- _WRITTEN TASK_: Filter the records below down to lines containing "himself".

-------------------------

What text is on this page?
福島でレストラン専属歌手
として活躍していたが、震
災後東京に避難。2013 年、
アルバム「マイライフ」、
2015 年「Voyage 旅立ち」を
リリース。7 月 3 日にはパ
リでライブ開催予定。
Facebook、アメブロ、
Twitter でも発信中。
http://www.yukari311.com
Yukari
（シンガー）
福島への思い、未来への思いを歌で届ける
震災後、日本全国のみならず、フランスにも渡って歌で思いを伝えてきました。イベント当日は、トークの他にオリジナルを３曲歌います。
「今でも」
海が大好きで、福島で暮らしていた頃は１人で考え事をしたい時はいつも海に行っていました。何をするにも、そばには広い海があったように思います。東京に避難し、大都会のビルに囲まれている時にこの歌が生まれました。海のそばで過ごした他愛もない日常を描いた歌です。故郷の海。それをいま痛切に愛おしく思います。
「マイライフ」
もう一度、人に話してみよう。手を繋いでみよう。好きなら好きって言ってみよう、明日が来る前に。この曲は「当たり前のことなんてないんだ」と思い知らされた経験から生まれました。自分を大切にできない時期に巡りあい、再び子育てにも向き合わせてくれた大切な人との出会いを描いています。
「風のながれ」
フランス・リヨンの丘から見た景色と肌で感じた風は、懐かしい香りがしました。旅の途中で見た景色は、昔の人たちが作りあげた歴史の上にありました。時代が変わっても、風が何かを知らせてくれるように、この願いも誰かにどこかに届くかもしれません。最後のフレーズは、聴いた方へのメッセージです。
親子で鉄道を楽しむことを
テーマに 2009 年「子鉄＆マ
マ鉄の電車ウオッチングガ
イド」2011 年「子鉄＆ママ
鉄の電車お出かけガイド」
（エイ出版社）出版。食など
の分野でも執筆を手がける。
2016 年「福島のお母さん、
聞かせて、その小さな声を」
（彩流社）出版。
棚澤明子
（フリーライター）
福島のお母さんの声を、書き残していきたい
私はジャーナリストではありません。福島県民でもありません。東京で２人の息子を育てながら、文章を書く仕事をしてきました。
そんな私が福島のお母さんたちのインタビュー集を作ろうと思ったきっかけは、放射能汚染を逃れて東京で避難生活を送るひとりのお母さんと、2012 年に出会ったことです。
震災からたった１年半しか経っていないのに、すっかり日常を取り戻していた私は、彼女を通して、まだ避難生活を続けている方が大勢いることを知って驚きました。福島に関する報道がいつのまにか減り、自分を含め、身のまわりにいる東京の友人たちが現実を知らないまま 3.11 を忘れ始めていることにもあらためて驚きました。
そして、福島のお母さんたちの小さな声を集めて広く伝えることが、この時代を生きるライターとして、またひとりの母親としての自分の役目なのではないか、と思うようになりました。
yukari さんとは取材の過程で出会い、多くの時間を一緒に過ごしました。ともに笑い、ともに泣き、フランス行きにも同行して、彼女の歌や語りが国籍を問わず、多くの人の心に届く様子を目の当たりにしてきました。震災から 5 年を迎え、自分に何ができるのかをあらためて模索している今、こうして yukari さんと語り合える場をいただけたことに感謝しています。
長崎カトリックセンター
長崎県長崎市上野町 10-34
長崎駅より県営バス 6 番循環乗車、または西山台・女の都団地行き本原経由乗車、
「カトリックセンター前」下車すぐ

-------------------------

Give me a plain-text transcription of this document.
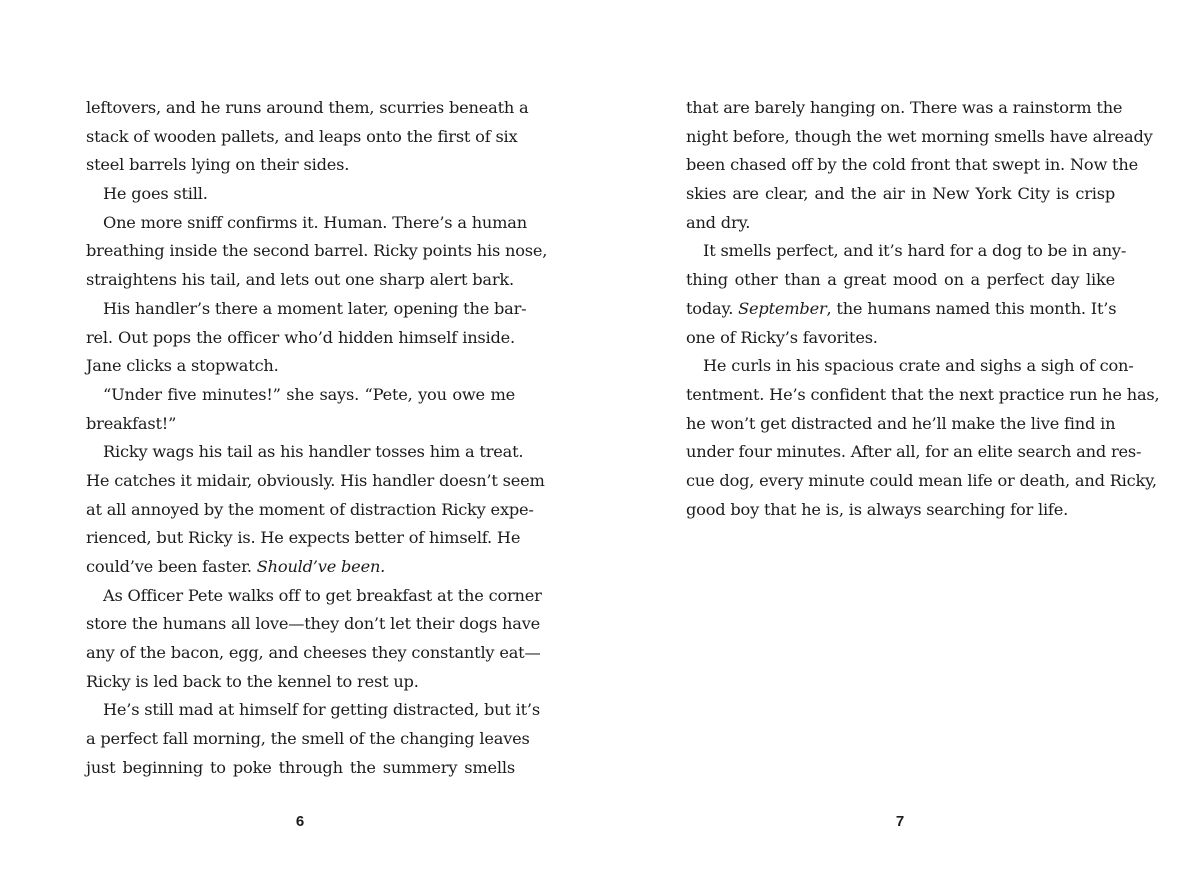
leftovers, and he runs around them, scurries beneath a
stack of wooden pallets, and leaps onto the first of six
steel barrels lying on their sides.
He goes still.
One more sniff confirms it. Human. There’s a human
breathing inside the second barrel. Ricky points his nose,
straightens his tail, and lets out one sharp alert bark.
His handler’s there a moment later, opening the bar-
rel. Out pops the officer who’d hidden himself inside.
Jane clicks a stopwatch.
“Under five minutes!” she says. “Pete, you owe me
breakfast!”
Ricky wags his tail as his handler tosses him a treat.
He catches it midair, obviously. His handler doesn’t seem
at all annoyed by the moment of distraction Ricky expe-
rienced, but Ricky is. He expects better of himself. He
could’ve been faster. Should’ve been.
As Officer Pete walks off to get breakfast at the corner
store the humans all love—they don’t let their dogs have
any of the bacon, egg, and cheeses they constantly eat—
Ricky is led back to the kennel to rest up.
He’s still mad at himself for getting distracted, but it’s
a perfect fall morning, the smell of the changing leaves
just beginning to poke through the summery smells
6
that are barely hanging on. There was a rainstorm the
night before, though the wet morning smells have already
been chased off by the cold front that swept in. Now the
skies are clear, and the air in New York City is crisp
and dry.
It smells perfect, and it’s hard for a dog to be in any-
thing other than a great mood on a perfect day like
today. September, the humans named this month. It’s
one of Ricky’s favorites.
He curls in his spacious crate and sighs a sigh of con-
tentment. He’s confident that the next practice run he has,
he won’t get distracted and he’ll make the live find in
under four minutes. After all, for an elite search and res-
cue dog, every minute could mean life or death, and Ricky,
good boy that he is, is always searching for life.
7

-------------------------

- _RESULT FOR THIS TASK_:
rel. Out pops the officer who’d hidden himself inside.
rienced, but Ricky is. He expects better of himself. He
He’s still mad at himself for getting distracted, but it’s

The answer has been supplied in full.